**REQUIREMENTS:** Every entry must be copied word for word.

#####

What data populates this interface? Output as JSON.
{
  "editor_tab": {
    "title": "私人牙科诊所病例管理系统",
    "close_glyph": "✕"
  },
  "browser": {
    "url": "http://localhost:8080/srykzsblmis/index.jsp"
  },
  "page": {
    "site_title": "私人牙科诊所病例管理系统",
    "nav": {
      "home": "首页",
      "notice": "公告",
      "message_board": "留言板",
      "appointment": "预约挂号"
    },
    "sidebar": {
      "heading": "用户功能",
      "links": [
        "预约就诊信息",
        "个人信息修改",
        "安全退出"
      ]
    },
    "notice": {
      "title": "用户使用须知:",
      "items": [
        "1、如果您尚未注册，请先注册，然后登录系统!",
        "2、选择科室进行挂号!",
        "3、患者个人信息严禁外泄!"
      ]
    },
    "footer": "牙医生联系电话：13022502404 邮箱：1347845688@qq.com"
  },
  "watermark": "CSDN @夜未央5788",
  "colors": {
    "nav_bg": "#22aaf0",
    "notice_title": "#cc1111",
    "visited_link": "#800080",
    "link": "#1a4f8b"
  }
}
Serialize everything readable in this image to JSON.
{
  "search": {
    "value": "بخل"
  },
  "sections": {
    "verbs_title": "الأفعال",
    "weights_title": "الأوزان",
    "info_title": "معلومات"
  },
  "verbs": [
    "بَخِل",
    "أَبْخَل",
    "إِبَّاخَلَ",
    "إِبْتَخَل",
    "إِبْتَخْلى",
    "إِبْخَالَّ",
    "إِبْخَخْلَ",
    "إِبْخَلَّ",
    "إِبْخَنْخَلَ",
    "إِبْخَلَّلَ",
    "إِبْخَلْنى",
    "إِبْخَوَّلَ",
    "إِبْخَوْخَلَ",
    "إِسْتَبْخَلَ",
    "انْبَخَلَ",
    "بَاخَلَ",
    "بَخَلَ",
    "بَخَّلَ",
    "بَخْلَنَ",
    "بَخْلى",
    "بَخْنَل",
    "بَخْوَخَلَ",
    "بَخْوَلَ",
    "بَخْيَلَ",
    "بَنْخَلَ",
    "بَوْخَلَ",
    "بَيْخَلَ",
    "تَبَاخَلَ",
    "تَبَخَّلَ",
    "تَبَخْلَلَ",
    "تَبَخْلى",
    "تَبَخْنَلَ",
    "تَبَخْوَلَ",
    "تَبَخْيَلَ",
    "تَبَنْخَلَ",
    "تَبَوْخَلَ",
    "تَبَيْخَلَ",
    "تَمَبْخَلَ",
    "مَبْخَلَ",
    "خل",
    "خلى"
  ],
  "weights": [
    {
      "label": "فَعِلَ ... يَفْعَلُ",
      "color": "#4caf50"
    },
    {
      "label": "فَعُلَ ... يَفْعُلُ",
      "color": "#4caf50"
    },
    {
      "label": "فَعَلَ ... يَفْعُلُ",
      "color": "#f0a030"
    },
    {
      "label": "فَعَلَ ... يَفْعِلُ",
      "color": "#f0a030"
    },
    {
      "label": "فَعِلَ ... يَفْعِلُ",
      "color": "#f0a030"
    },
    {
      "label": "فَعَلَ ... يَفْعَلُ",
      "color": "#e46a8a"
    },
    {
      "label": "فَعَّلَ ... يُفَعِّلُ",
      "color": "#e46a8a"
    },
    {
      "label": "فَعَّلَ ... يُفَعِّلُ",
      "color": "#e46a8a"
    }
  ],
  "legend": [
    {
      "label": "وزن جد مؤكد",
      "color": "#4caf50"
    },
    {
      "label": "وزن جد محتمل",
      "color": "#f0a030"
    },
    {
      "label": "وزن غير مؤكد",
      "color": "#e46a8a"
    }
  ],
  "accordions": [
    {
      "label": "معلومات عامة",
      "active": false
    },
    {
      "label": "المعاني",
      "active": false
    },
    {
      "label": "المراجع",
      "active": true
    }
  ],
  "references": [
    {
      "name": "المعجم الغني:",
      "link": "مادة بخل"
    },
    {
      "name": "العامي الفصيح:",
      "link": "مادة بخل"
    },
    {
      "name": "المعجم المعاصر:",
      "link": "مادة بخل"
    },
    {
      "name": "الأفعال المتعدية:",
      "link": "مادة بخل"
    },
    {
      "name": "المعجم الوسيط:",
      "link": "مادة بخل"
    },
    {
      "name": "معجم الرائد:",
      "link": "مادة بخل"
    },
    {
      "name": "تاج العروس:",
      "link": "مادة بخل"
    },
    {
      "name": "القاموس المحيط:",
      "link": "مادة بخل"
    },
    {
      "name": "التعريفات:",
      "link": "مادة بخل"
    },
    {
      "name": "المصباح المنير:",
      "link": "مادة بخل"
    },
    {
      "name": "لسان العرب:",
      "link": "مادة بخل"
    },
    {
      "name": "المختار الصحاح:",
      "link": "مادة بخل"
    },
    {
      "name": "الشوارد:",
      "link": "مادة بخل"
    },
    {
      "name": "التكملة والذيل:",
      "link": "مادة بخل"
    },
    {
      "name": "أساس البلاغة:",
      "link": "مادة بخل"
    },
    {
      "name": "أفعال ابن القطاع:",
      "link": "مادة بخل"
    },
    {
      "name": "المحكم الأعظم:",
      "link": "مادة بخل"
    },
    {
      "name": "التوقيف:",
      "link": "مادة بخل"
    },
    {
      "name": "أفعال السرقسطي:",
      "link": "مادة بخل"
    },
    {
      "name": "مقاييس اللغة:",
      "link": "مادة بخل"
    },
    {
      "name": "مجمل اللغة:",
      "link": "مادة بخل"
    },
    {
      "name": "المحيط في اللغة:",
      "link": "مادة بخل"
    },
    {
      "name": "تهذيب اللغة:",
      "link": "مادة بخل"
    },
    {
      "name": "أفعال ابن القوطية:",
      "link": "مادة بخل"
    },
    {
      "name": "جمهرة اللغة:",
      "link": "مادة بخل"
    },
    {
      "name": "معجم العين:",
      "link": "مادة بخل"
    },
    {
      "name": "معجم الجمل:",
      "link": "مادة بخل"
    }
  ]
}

#####

**COMPLETED TASK:**
What data populates this interface? Output as JSON.
{
  "editor_tab": {
    "title": "私人牙科诊所病例管理系统",
    "close_glyph": "✕"
  },
  "browser": {
    "url": "http://localhost:8080/srykzsblmis/index.jsp"
  },
  "page": {
    "site_title": "私人牙科诊所病例管理系统",
    "nav": {
      "home": "首页",
      "notice": "公告",
      "message_board": "留言板",
      "appointment": "预约挂号"
    },
    "sidebar": {
      "heading": "用户功能",
      "links": [
        "预约就诊信息",
        "个人信息修改",
        "安全退出"
      ]
    },
    "notice": {
      "title": "用户使用须知:",
      "items": [
        "1、如果您尚未注册，请先注册，然后登录系统!",
        "2、选择科室进行挂号!",
        "3、患者个人信息严禁外泄!"
      ]
    },
    "footer": "牙医生联系电话：13022502404 邮箱：1347845688@qq.com"
  },
  "watermark": "CSDN @夜未央5788",
  "colors": {
    "nav_bg": "#22aaf0",
    "notice_title": "#cc1111",
    "visited_link": "#800080",
    "link": "#1a4f8b"
  }
}
Serialize everything readable in this image to JSON.
{
  "search": {
    "value": "بخل"
  },
  "sections": {
    "verbs_title": "الأفعال",
    "weights_title": "الأوزان",
    "info_title": "معلومات"
  },
  "verbs": [
    "بَخِل",
    "أَبْخَل",
    "إِبَّاخَلَ",
    "إِبْتَخَل",
    "إِبْتَخْلى",
    "إِبْخَالَّ",
    "إِبْخَخْلَ",
    "إِبْخَلَّ",
    "إِبْخَنْخَلَ",
    "إِبْخَلَّلَ",
    "إِبْخَلْنى",
    "إِبْخَوَّلَ",
    "إِبْخَوْخَلَ",
    "إِسْتَبْخَلَ",
    "انْبَخَلَ",
    "بَاخَلَ",
    "بَخَلَ",
    "بَخَّلَ",
    "بَخْلَنَ",
    "بَخْلى",
    "بَخْنَل",
    "بَخْوَخَلَ",
    "بَخْوَلَ",
    "بَخْيَلَ",
    "بَنْخَلَ",
    "بَوْخَلَ",
    "بَيْخَلَ",
    "تَبَاخَلَ",
    "تَبَخَّلَ",
    "تَبَخْلَلَ",
    "تَبَخْلى",
    "تَبَخْنَلَ",
    "تَبَخْوَلَ",
    "تَبَخْيَلَ",
    "تَبَنْخَلَ",
    "تَبَوْخَلَ",
    "تَبَيْخَلَ",
    "تَمَبْخَلَ",
    "مَبْخَلَ",
    "خل",
    "خلى"
  ],
  "weights": [
    {
      "label": "فَعِلَ ... يَفْعَلُ",
      "color": "#4caf50"
    },
    {
      "label": "فَعُلَ ... يَفْعُلُ",
      "color": "#4caf50"
    },
    {
      "label": "فَعَلَ ... يَفْعُلُ",
      "color": "#f0a030"
    },
    {
      "label": "فَعَلَ ... يَفْعِلُ",
      "color": "#f0a030"
    },
    {
      "label": "فَعِلَ ... يَفْعِلُ",
      "color": "#f0a030"
    },
    {
      "label": "فَعَلَ ... يَفْعَلُ",
      "color": "#e46a8a"
    },
    {
      "label": "فَعَّلَ ... يُفَعِّلُ",
      "color": "#e46a8a"
    },
    {
      "label": "فَعَّلَ ... يُفَعِّلُ",
      "color": "#e46a8a"
    }
  ],
  "legend": [
    {
      "label": "وزن جد مؤكد",
      "color": "#4caf50"
    },
    {
      "label": "وزن جد محتمل",
      "color": "#f0a030"
    },
    {
      "label": "وزن غير مؤكد",
      "color": "#e46a8a"
    }
  ],
  "accordions": [
    {
      "label": "معلومات عامة",
      "active": false
    },
    {
      "label": "المعاني",
      "active": false
    },
    {
      "label": "المراجع",
      "active": true
    }
  ],
  "references": [
    {
      "name": "المعجم الغني:",
      "link": "مادة بخل"
    },
    {
      "name": "العامي الفصيح:",
      "link": "مادة بخل"
    },
    {
      "name": "المعجم المعاصر:",
      "link": "مادة بخل"
    },
    {
      "name": "الأفعال المتعدية:",
      "link": "مادة بخل"
    },
    {
      "name": "المعجم الوسيط:",
      "link": "مادة بخل"
    },
    {
      "name": "معجم الرائد:",
      "link": "مادة بخل"
    },
    {
      "name": "تاج العروس:",
      "link": "مادة بخل"
    },
    {
      "name": "القاموس المحيط:",
      "link": "مادة بخل"
    },
    {
      "name": "التعريفات:",
      "link": "مادة بخل"
    },
    {
      "name": "المصباح المنير:",
      "link": "مادة بخل"
    },
    {
      "name": "لسان العرب:",
      "link": "مادة بخل"
    },
    {
      "name": "المختار الصحاح:",
      "link": "مادة بخل"
    },
    {
      "name": "الشوارد:",
      "link": "مادة بخل"
    },
    {
      "name": "التكملة والذيل:",
      "link": "مادة بخل"
    },
    {
      "name": "أساس البلاغة:",
      "link": "مادة بخل"
    },
    {
      "name": "أفعال ابن القطاع:",
      "link": "مادة بخل"
    },
    {
      "name": "المحكم الأعظم:",
      "link": "مادة بخل"
    },
    {
      "name": "التوقيف:",
      "link": "مادة بخل"
    },
    {
      "name": "أفعال السرقسطي:",
      "link": "مادة بخل"
    },
    {
      "name": "مقاييس اللغة:",
      "link": "مادة بخل"
    },
    {
      "name": "مجمل اللغة:",
      "link": "مادة بخل"
    },
    {
      "name": "المحيط في اللغة:",
      "link": "مادة بخل"
    },
    {
      "name": "تهذيب اللغة:",
      "link": "مادة بخل"
    },
    {
      "name": "أفعال ابن القوطية:",
      "link": "مادة بخل"
    },
    {
      "name": "جمهرة اللغة:",
      "link": "مادة بخل"
    },
    {
      "name": "معجم العين:",
      "link": "مادة بخل"
    },
    {
      "name": "معجم الجمل:",
      "link": "مادة بخل"
    }
  ]
}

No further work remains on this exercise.